#### PROVIDED RECORDS
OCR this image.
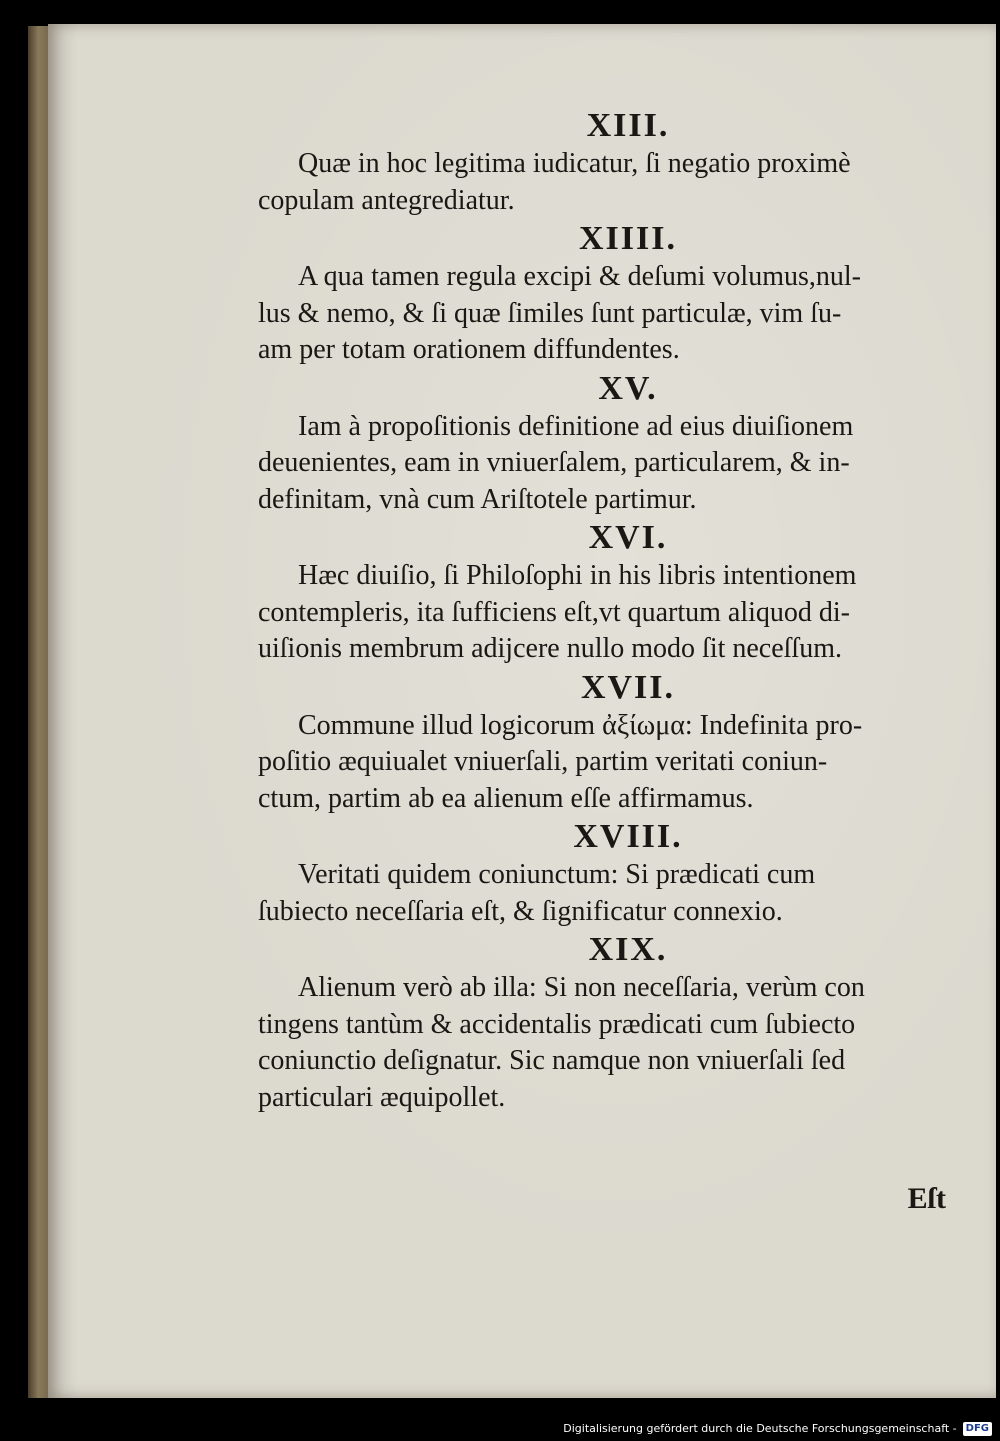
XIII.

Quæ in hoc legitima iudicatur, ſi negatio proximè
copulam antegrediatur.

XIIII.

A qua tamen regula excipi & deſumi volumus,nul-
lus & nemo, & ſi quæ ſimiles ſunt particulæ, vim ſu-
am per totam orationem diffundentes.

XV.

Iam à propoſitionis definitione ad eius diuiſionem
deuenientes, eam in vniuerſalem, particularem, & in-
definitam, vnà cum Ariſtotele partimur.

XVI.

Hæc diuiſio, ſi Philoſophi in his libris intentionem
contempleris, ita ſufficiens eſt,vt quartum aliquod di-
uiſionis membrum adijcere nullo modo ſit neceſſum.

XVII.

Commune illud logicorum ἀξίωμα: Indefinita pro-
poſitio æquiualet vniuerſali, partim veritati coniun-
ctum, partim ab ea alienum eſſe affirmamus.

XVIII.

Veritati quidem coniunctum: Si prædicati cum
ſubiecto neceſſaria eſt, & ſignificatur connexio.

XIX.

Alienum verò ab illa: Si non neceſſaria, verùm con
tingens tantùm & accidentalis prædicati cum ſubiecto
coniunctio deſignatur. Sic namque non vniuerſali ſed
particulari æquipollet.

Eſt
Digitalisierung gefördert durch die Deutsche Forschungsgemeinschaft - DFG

#### WHAT YOU ARE ASKED TO DO
Write down the number of lines where the word "vniuerſali" appears, and nothing further.

#### RESULT FOR THIS TASK
2